• Task details: Your task is to repeat the entries word for word while leaving out the pictures.

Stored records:
________
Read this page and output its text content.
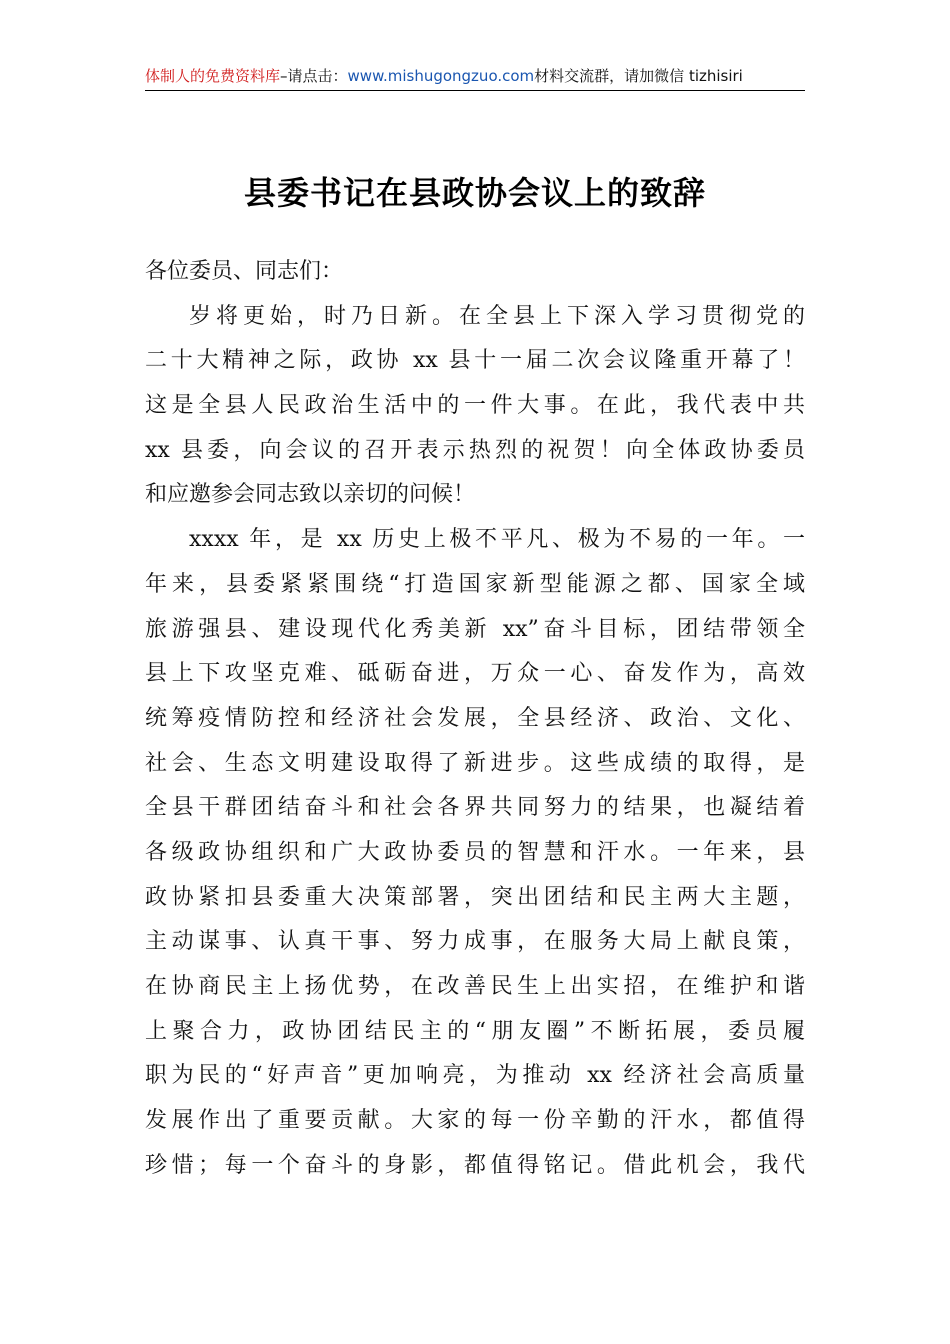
体制人的免费资料库–请点击：www.mishugongzuo.com材料交流群，请加微信 tizhisiri
县委书记在县政协会议上的致辞
各位委员、同志们：
岁将更始，时乃日新。在全县上下深入学习贯彻党的
二十大精神之际，政协 xx 县十一届二次会议隆重开幕了！
这是全县人民政治生活中的一件大事。在此，我代表中共
xx 县委，向会议的召开表示热烈的祝贺！向全体政协委员
和应邀参会同志致以亲切的问候！
xxxx 年，是 xx 历史上极不平凡、极为不易的一年。一
年来，县委紧紧围绕“打造国家新型能源之都、国家全域
旅游强县、建设现代化秀美新 xx”奋斗目标，团结带领全
县上下攻坚克难、砥砺奋进，万众一心、奋发作为，高效
统筹疫情防控和经济社会发展，全县经济、政治、文化、
社会、生态文明建设取得了新进步。这些成绩的取得，是
全县干群团结奋斗和社会各界共同努力的结果，也凝结着
各级政协组织和广大政协委员的智慧和汗水。一年来，县
政协紧扣县委重大决策部署，突出团结和民主两大主题，
主动谋事、认真干事、努力成事，在服务大局上献良策，
在协商民主上扬优势，在改善民生上出实招，在维护和谐
上聚合力，政协团结民主的“朋友圈”不断拓展，委员履
职为民的“好声音”更加响亮，为推动 xx 经济社会高质量
发展作出了重要贡献。大家的每一份辛勤的汗水，都值得
珍惜；每一个奋斗的身影，都值得铭记。借此机会，我代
________
• Exercise solution:
Read this page and output its text content.
体制人的免费资料库–请点击：www.mishugongzuo.com材料交流群，请加微信 tizhisiri
县委书记在县政协会议上的致辞
各位委员、同志们：
岁将更始，时乃日新。在全县上下深入学习贯彻党的
二十大精神之际，政协 xx 县十一届二次会议隆重开幕了！
这是全县人民政治生活中的一件大事。在此，我代表中共
xx 县委，向会议的召开表示热烈的祝贺！向全体政协委员
和应邀参会同志致以亲切的问候！
xxxx 年，是 xx 历史上极不平凡、极为不易的一年。一
年来，县委紧紧围绕“打造国家新型能源之都、国家全域
旅游强县、建设现代化秀美新 xx”奋斗目标，团结带领全
县上下攻坚克难、砥砺奋进，万众一心、奋发作为，高效
统筹疫情防控和经济社会发展，全县经济、政治、文化、
社会、生态文明建设取得了新进步。这些成绩的取得，是
全县干群团结奋斗和社会各界共同努力的结果，也凝结着
各级政协组织和广大政协委员的智慧和汗水。一年来，县
政协紧扣县委重大决策部署，突出团结和民主两大主题，
主动谋事、认真干事、努力成事，在服务大局上献良策，
在协商民主上扬优势，在改善民生上出实招，在维护和谐
上聚合力，政协团结民主的“朋友圈”不断拓展，委员履
职为民的“好声音”更加响亮，为推动 xx 经济社会高质量
发展作出了重要贡献。大家的每一份辛勤的汗水，都值得
珍惜；每一个奋斗的身影，都值得铭记。借此机会，我代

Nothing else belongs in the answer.